Stored records:
--------------------------------------------------

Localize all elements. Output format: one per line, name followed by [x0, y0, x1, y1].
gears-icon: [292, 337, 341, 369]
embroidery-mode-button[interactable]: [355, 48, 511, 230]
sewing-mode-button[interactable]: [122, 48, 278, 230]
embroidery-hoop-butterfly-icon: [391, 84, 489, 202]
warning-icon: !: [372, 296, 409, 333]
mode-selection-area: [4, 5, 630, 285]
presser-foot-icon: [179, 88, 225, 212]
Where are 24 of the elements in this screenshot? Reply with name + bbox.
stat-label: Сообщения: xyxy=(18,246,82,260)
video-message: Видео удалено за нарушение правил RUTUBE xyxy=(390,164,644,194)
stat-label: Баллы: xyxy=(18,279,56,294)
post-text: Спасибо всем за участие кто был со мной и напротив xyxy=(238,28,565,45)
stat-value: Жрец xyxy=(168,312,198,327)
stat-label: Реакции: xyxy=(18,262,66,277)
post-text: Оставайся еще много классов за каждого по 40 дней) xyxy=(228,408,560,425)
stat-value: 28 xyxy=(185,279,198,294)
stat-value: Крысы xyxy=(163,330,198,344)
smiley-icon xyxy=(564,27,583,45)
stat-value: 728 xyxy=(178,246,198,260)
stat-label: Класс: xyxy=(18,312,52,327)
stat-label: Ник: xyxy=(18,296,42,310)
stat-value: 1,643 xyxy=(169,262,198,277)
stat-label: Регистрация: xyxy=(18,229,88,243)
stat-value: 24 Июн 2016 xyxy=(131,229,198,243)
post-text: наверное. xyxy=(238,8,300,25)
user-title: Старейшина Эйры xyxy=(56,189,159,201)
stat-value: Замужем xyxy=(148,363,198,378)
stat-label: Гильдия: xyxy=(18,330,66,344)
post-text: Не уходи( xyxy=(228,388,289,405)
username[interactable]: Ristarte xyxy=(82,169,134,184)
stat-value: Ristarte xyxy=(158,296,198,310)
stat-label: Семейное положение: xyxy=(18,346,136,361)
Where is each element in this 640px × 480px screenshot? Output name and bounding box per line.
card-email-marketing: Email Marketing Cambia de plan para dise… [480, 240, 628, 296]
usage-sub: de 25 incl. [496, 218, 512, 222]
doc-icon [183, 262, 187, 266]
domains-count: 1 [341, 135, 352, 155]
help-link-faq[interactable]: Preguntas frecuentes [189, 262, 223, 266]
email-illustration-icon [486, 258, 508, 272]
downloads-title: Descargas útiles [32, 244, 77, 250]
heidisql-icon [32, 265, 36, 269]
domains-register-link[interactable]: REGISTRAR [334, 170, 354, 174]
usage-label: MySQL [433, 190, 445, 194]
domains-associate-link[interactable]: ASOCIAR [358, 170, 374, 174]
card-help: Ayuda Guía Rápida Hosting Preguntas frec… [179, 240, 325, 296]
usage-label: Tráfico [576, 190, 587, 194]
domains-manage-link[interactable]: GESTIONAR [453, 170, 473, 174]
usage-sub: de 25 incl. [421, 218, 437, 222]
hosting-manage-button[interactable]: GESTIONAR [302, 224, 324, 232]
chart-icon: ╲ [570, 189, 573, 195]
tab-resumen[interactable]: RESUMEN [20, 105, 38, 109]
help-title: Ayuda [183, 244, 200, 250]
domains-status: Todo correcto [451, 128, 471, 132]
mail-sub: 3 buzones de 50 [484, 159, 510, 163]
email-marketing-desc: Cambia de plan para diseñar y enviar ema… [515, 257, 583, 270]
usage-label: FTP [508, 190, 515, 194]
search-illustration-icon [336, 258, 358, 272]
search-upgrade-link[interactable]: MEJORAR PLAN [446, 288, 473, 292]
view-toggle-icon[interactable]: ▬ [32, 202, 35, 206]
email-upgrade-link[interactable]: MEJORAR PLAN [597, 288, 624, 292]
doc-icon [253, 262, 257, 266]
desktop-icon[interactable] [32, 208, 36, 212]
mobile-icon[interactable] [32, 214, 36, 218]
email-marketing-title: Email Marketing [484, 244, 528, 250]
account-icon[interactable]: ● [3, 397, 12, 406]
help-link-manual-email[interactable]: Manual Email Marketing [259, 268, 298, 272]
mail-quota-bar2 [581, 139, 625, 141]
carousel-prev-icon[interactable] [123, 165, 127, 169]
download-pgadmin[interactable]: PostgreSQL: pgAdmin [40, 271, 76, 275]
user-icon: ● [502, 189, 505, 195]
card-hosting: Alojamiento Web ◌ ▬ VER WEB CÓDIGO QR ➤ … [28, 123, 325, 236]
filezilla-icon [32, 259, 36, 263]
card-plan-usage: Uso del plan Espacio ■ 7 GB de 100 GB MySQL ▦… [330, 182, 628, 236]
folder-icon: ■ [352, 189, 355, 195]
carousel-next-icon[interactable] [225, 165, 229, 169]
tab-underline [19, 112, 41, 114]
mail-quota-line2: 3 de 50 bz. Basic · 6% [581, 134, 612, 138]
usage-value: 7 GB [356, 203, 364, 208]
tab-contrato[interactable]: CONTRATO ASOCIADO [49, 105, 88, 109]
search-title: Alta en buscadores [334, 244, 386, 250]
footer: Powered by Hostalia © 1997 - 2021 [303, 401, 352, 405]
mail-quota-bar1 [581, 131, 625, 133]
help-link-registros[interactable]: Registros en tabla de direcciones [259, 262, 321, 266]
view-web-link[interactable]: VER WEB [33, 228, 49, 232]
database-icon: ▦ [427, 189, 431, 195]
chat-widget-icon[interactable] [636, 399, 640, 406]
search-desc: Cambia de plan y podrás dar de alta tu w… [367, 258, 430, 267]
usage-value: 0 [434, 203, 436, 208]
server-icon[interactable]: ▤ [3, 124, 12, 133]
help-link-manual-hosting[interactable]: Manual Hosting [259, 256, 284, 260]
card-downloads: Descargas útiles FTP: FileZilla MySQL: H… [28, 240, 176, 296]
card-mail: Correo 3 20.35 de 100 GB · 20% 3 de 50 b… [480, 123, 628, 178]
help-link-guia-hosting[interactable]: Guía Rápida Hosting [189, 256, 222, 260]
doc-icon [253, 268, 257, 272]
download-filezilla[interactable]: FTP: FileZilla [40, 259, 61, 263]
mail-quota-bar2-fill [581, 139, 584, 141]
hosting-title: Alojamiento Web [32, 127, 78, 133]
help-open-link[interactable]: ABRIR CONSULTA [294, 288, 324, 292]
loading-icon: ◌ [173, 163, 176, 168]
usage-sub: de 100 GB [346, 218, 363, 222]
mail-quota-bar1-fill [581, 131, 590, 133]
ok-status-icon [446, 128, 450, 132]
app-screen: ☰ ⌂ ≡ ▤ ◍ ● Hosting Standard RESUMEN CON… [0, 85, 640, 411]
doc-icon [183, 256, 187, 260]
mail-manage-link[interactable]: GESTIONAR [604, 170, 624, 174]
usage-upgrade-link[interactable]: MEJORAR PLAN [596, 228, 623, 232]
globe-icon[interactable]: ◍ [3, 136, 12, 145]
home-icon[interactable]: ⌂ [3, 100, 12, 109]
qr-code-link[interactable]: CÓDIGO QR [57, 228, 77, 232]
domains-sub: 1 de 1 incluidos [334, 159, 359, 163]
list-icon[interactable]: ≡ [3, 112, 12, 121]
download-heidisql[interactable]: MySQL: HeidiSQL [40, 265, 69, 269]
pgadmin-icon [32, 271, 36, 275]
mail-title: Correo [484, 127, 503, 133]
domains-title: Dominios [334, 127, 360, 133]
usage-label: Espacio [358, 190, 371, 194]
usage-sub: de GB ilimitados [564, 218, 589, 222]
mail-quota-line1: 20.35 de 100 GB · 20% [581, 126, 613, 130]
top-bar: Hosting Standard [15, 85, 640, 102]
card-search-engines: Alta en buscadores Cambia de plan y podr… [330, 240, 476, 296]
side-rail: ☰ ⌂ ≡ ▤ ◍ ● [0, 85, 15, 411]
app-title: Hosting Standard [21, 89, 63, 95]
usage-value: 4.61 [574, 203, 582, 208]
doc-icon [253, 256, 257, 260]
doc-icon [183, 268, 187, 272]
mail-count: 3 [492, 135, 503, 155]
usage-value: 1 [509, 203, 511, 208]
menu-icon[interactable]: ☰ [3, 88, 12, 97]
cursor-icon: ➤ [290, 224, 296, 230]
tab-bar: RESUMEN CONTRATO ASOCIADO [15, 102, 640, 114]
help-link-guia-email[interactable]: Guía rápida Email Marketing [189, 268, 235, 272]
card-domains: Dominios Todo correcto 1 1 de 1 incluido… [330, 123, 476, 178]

--------------------------------------------------

Exercise. Reproduce the stretch of the records from the start through the line containing "170, 374, 174]", switching every "post-text" to "post-body" and leaving everything else unchanged.

Response for this exercise.
Localize all elements. Output format: one per line, name followed by [x0, y0, x1, y1].
gears-icon: [292, 337, 341, 369]
embroidery-mode-button[interactable]: [355, 48, 511, 230]
sewing-mode-button[interactable]: [122, 48, 278, 230]
embroidery-hoop-butterfly-icon: [391, 84, 489, 202]
warning-icon: !: [372, 296, 409, 333]
mode-selection-area: [4, 5, 630, 285]
presser-foot-icon: [179, 88, 225, 212]
Where are 24 of the elements in this screenshot? Reply with name + bbox.
stat-label: Сообщения: xyxy=(18,246,82,260)
video-message: Видео удалено за нарушение правил RUTUBE xyxy=(390,164,644,194)
stat-label: Баллы: xyxy=(18,279,56,294)
post-body: Спасибо всем за участие кто был со мной и напротив xyxy=(238,28,565,45)
stat-value: Жрец xyxy=(168,312,198,327)
stat-label: Реакции: xyxy=(18,262,66,277)
post-body: Оставайся еще много классов за каждого по 40 дней) xyxy=(228,408,560,425)
stat-value: 28 xyxy=(185,279,198,294)
stat-value: Крысы xyxy=(163,330,198,344)
smiley-icon xyxy=(564,27,583,45)
stat-value: 728 xyxy=(178,246,198,260)
stat-label: Класс: xyxy=(18,312,52,327)
stat-label: Ник: xyxy=(18,296,42,310)
stat-value: 1,643 xyxy=(169,262,198,277)
stat-label: Регистрация: xyxy=(18,229,88,243)
stat-value: 24 Июн 2016 xyxy=(131,229,198,243)
post-body: наверное. xyxy=(238,8,300,25)
user-title: Старейшина Эйры xyxy=(56,189,159,201)
stat-value: Замужем xyxy=(148,363,198,378)
stat-label: Гильдия: xyxy=(18,330,66,344)
post-body: Не уходи( xyxy=(228,388,289,405)
username[interactable]: Ristarte xyxy=(82,169,134,184)
stat-value: Ristarte xyxy=(158,296,198,310)
stat-label: Семейное положение: xyxy=(18,346,136,361)
Where is each element in this 640px × 480px screenshot? Output name and bounding box per line.
card-email-marketing: Email Marketing Cambia de plan para dise… [480, 240, 628, 296]
usage-sub: de 25 incl. [496, 218, 512, 222]
doc-icon [183, 262, 187, 266]
domains-count: 1 [341, 135, 352, 155]
help-link-faq[interactable]: Preguntas frecuentes [189, 262, 223, 266]
email-illustration-icon [486, 258, 508, 272]
downloads-title: Descargas útiles [32, 244, 77, 250]
heidisql-icon [32, 265, 36, 269]
domains-register-link[interactable]: REGISTRAR [334, 170, 354, 174]
usage-label: MySQL [433, 190, 445, 194]
domains-associate-link[interactable]: ASOCIAR [358, 170, 374, 174]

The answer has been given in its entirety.